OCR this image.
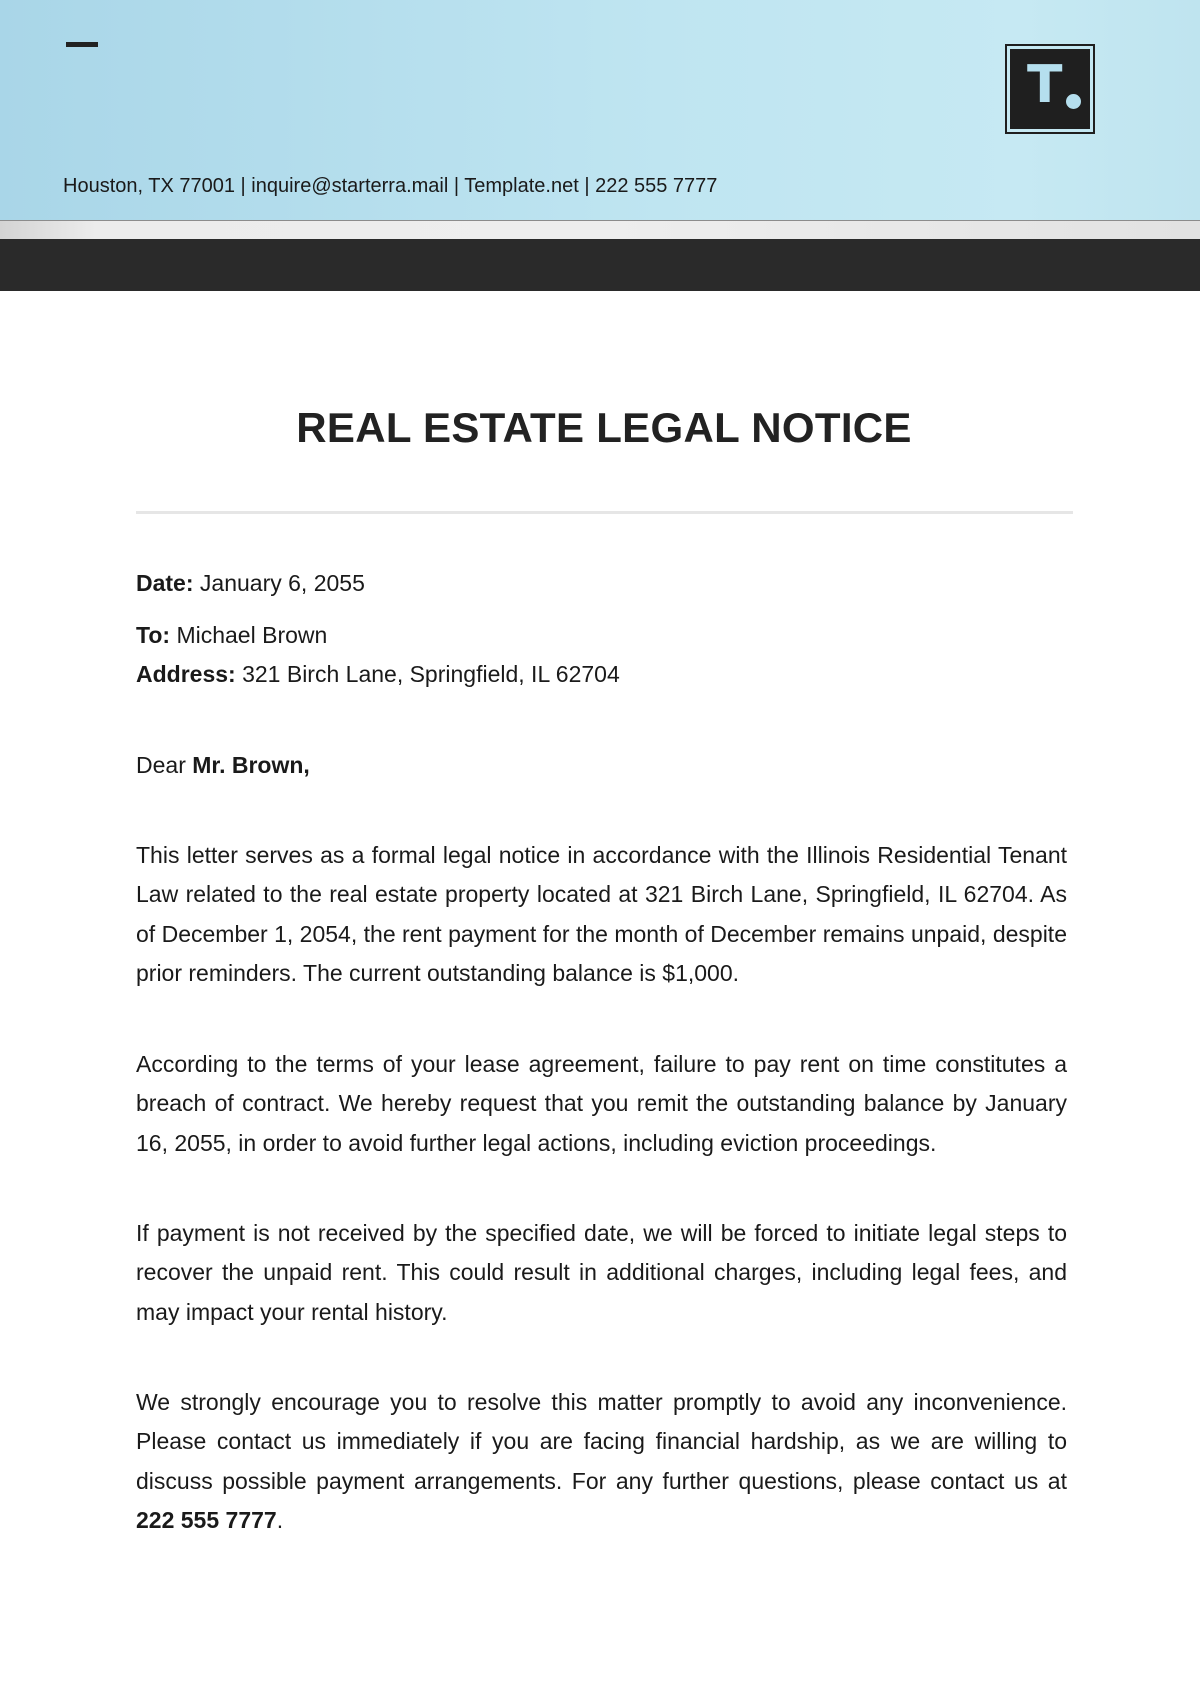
T
Houston, TX 77001 | inquire@starterra.mail | Template.net | 222 555 7777
REAL ESTATE LEGAL NOTICE
Date: January 6, 2055
To: Michael Brown
Address: 321 Birch Lane, Springfield, IL 62704
Dear Mr. Brown,
This letter serves as a formal legal notice in accordance with the Illinois Residential Tenant Law related to the real estate property located at 321 Birch Lane, Springfield, IL 62704. As of December 1, 2054, the rent payment for the month of December remains unpaid, despite prior reminders. The current outstanding balance is $1,000.
According to the terms of your lease agreement, failure to pay rent on time constitutes a breach of contract. We hereby request that you remit the outstanding balance by January 16, 2055, in order to avoid further legal actions, including eviction proceedings.
If payment is not received by the specified date, we will be forced to initiate legal steps to recover the unpaid rent. This could result in additional charges, including legal fees, and may impact your rental history.
We strongly encourage you to resolve this matter promptly to avoid any inconvenience. Please contact us immediately if you are facing financial hardship, as we are willing to discuss possible payment arrangements. For any further questions, please contact us at 222 555 7777.
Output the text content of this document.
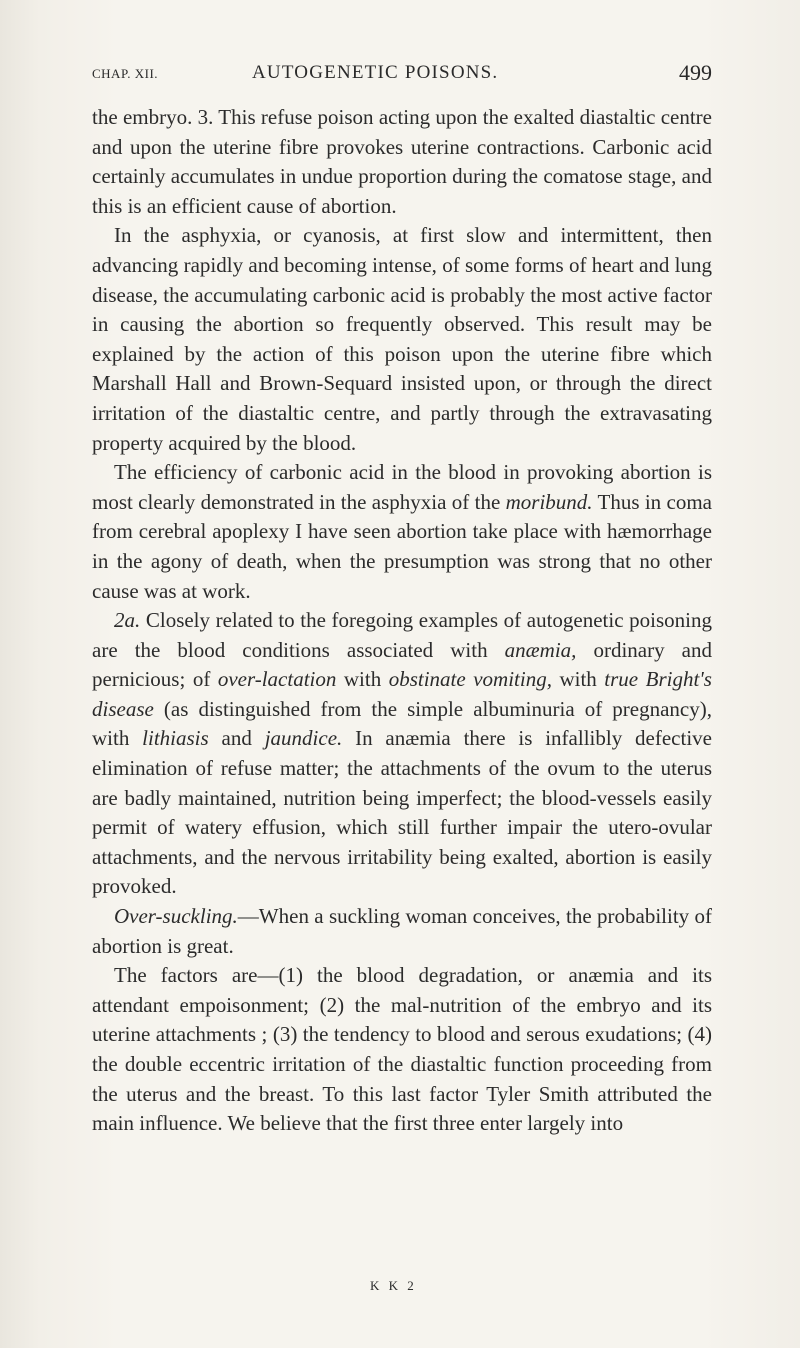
CHAP. XII.	AUTOGENETIC POISONS.	499

the embryo. 3. This refuse poison acting upon the exalted diastaltic centre and upon the uterine fibre provokes uterine contractions. Carbonic acid certainly accumulates in undue proportion during the comatose stage, and this is an efficient cause of abortion.

In the asphyxia, or cyanosis, at first slow and intermittent, then advancing rapidly and becoming intense, of some forms of heart and lung disease, the accumulating carbonic acid is probably the most active factor in causing the abortion so frequently observed. This result may be explained by the action of this poison upon the uterine fibre which Marshall Hall and Brown-Sequard insisted upon, or through the direct irritation of the diastaltic centre, and partly through the extravasating property acquired by the blood.

The efficiency of carbonic acid in the blood in provoking abortion is most clearly demonstrated in the asphyxia of the moribund. Thus in coma from cerebral apoplexy I have seen abortion take place with hæmorrhage in the agony of death, when the presumption was strong that no other cause was at work.

2a. Closely related to the foregoing examples of autogenetic poisoning are the blood conditions associated with anæmia, ordinary and pernicious; of over-lactation with obstinate vomiting, with true Bright's disease (as distinguished from the simple albuminuria of pregnancy), with lithiasis and jaundice. In anæmia there is infallibly defective elimination of refuse matter; the attachments of the ovum to the uterus are badly maintained, nutrition being imperfect; the blood-vessels easily permit of watery effusion, which still further impair the utero-ovular attachments, and the nervous irritability being exalted, abortion is easily provoked.

Over-suckling.—When a suckling woman conceives, the probability of abortion is great.

The factors are—(1) the blood degradation, or anæmia and its attendant empoisonment; (2) the mal-nutrition of the embryo and its uterine attachments ; (3) the tendency to blood and serous exudations; (4) the double eccentric irritation of the diastaltic function proceeding from the uterus and the breast. To this last factor Tyler Smith attributed the main influence. We believe that the first three enter largely into

K K 2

---+---

Short task >>
Find the word "outstanding" in the records and pull out each line that has it.

Response to this exercise >>
This letter serves as a formal legal notice in accordance with the Illinois Residential Tenant Law related to the real estate property located at 321 Birch Lane, Springfield, IL 62704. As of December 1, 2054, the rent payment for the month of December remains unpaid, despite prior reminders. The current outstanding balance is $1,000.
According to the terms of your lease agreement, failure to pay rent on time constitutes a breach of contract. We hereby request that you remit the outstanding balance by January 16, 2055, in order to avoid further legal actions, including eviction proceedings.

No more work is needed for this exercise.